_Kutipan Teks_
■ ■ ■
AL-KHILAFAH FIL ISLAM,
Membicarakan
Khalifah dalam konteks agama Islam tentulah kita sebagai umat Muslim tidak
boleh terlepas dari pijakan Qur’an Suci dan Hadits, apa dan bagaimana
keKhalifahan itu menurut konsep Islam haruslah kita tempatkan pada posisi yang
tepat. Tegaknya kekhalifahan pasca wafatnya Nabi Suci adalah merupakan janji
Allah yang tentunya tidak seorang Muslimpun meragukannya. Nubuat tegaknya
Khalifah Islamiyah ini terdapat dalam surat
Annur ayat 55 (Qs 24:55)
Allah berjanji kepada orang-orang yang beriman di antara
kamu dan berbuat baik, bahwa Ia pasti akan membuat mereka penguasa di bumi
sebagaimana Ia telah membuat orang-orang sebelum mereka menjadi penguasa, dan
bahwa Ia akan menegakkan bagi mereka agama mereka yang telah Ia pilih, dan
bahwa Ia akan memberi keamanan sebagai pengganti setelah mereka menderita
ketakutan. Mereka akan mengabdi kepada-Ku, dan tak akan menyekutukan Aku dengan
apa pun. Dan barangsiapa sesudah itu tidak terima kasih, mereka adalah orang
yang durhaka (Qs 24:55)
■ ■ ■
_Baris yang Disediakan_
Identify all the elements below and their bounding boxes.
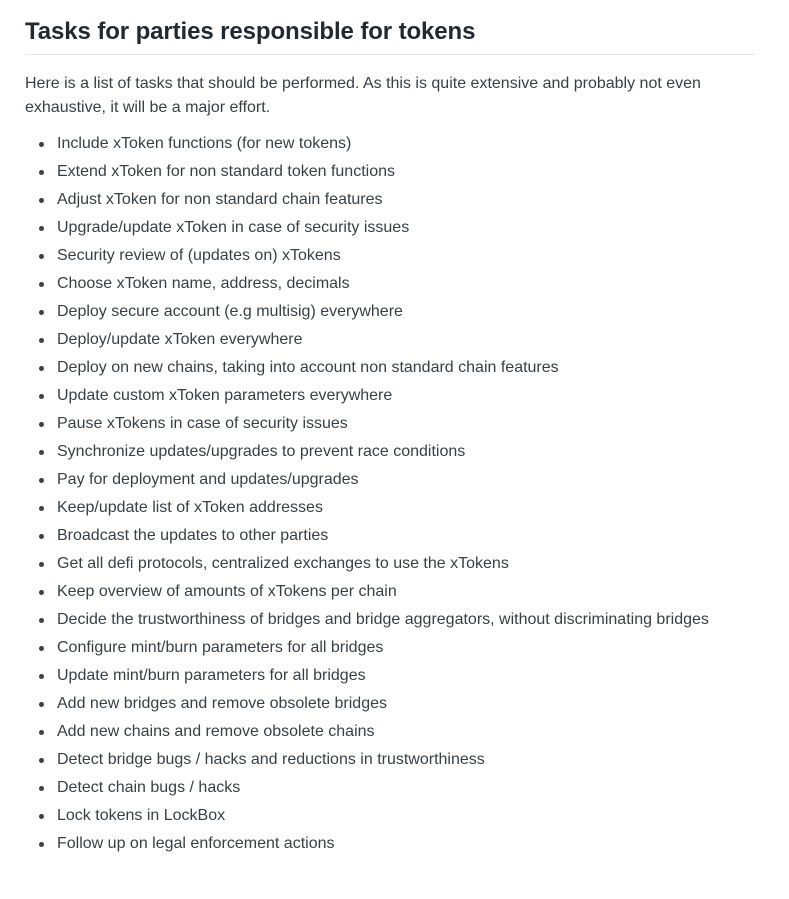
- list-item-text: Update mint/burn parameters for all bridges: [57, 667, 366, 684]
- bullet-icon: [39, 198, 44, 203]
- list-item: [25, 300, 757, 324]
- list-item: [25, 664, 757, 688]
- intro-paragraph: Here is a list of tasks that should be performed. As this is quite extensive and probably not even exhaustive, it will be a major effort.: [25, 75, 701, 116]
- list-item: [25, 552, 757, 576]
- list-item-text: Adjust xToken for non standard chain features: [57, 191, 383, 208]
- list-item-text: Keep/update list of xToken addresses: [57, 499, 323, 516]
- bullet-icon: [39, 450, 44, 455]
- bullet-icon: [39, 478, 44, 483]
- bullet-icon: [39, 562, 44, 567]
- list-item-text: Follow up on legal enforcement actions: [57, 835, 335, 852]
- bullet-icon: [39, 534, 44, 539]
- bullet-icon: [39, 282, 44, 287]
- list-item-text: Security review of (updates on) xTokens: [57, 247, 341, 264]
- list-item-text: Pay for deployment and updates/upgrades: [57, 471, 359, 488]
- section-heading: Tasks for parties responsible for tokens: [25, 17, 755, 55]
- list-item: [25, 608, 757, 632]
- bullet-icon: [39, 254, 44, 259]
- bullet-icon: [39, 366, 44, 371]
- list-item: [25, 328, 757, 352]
- bullet-icon: [39, 226, 44, 231]
- list-item-text: Decide the trustworthiness of bridges and bridge aggregators, without discriminating bridges: [57, 611, 709, 628]
- list-item: [25, 384, 757, 408]
- list-item-text: Upgrade/update xToken in case of security issues: [57, 219, 410, 236]
- list-item: [25, 496, 757, 520]
- list-item: [25, 804, 757, 828]
- list-item: [25, 636, 757, 660]
- list-item-text: Extend xToken for non standard token functions: [57, 163, 395, 180]
- bullet-icon: [39, 730, 44, 735]
- list-item-text: Pause xTokens in case of security issues: [57, 415, 348, 432]
- bullet-icon: [39, 590, 44, 595]
- bullet-icon: [39, 394, 44, 399]
- bullet-icon: [39, 786, 44, 791]
- bullet-icon: [39, 142, 44, 147]
- list-item-text: Lock tokens in LockBox: [57, 807, 226, 824]
- list-item: [25, 132, 757, 156]
- list-item-text: Choose xToken name, address, decimals: [57, 275, 350, 292]
- list-item-text: Add new chains and remove obsolete chains: [57, 723, 375, 740]
- list-item: [25, 692, 757, 716]
- list-item-text: Deploy on new chains, taking into account non standard chain features: [57, 359, 559, 376]
- list-item: [25, 244, 757, 268]
- list-item: [25, 272, 757, 296]
- list-item-text: Add new bridges and remove obsolete bridges: [57, 695, 387, 712]
- list-item-text: Synchronize updates/upgrades to prevent race conditions: [57, 443, 466, 460]
- bullet-icon: [39, 702, 44, 707]
- list-item: [25, 524, 757, 548]
- list-item: [25, 580, 757, 604]
- bullet-icon: [39, 338, 44, 343]
- bullet-icon: [39, 506, 44, 511]
- list-item: [25, 776, 757, 800]
- bullet-icon: [39, 310, 44, 315]
- list-item-text: Include xToken functions (for new tokens): [57, 135, 352, 152]
- list-item: [25, 412, 757, 436]
- bullet-icon: [39, 674, 44, 679]
- bullet-icon: [39, 758, 44, 763]
- list-item: [25, 356, 757, 380]
- bullet-icon: [39, 814, 44, 819]
- list-item-text: Keep overview of amounts of xTokens per chain: [57, 583, 397, 600]
- list-item: [25, 468, 757, 492]
- bullet-icon: [39, 842, 44, 847]
- bullet-icon: [39, 170, 44, 175]
- task-list: [25, 132, 756, 856]
- list-item-text: Deploy/update xToken everywhere: [57, 331, 303, 348]
- list-item-text: Broadcast the updates to other parties: [57, 527, 329, 544]
- list-item: [25, 832, 757, 856]
- list-item: [25, 160, 757, 184]
- list-item: [25, 440, 757, 464]
- list-item-text: Detect bridge bugs / hacks and reductions in trustworthiness: [57, 751, 485, 768]
- list-item-text: Deploy secure account (e.g multisig) everywhere: [57, 303, 403, 320]
- list-item: [25, 188, 757, 212]
- list-item-text: Detect chain bugs / hacks: [57, 779, 241, 796]
- list-item: [25, 748, 757, 772]
- list-item: [25, 216, 757, 240]
- list-item: [25, 720, 757, 744]
- list-item-text: Get all defi protocols, centralized exchanges to use the xTokens: [57, 555, 509, 572]
- list-item-text: Update custom xToken parameters everywhere: [57, 387, 393, 404]
- bullet-icon: [39, 422, 44, 427]
- bullet-icon: [39, 618, 44, 623]
- bullet-icon: [39, 646, 44, 651]
- list-item-text: Configure mint/burn parameters for all bridges: [57, 639, 384, 656]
■ ■ ■
_Yang Harus Dikerjakan_
1. Pilih setiap baris yang memuat kata "updates", lalu salin baris-baris tersebut.
2. Perpanjang teks tentang khilafah dalam Islam, mulai dari kalimat terakhir yang ada di dalamnya.

_Jawaban per Tugas_
1.
- list-item-text: Security review of (updates on) xTokens: [57, 247, 341, 264]
- list-item-text: Pay for deployment and updates/upgrades: [57, 471, 359, 488]
- list-item-text: Synchronize updates/upgrades to prevent race conditions: [57, 443, 466, 460]
- list-item-text: Broadcast the updates to other parties: [57, 527, 329, 544]

2.
Menurut
Abu Sa’id Abdullah bin ‘Umar Al-Baidlawi dalam kitab tafsirnya Anwarut-Tanzil wa Asrarut-Ta’wil Yang
dimaksud orang-orang sebelum mereka ialah
para pengikut Nabi Musa. Dikarenakan masih terpaut dengan Nabi Musa maka ada
baiknya kita flash back untuk melihat
Nubuatan Nabi Musa tentang kedatangan Nabi Suci. Dikatakan :
Seorang nabi akan Kubangkitkan bagi mereka dari antara
saudara mereka, seperti engkau ini; Aku akan menaruh firman-Ku dalam mulutnya,
dan ia akan mengatakan kepada mereka segala yang Kuperintahkan kepadanya. (Ulangan 18:18)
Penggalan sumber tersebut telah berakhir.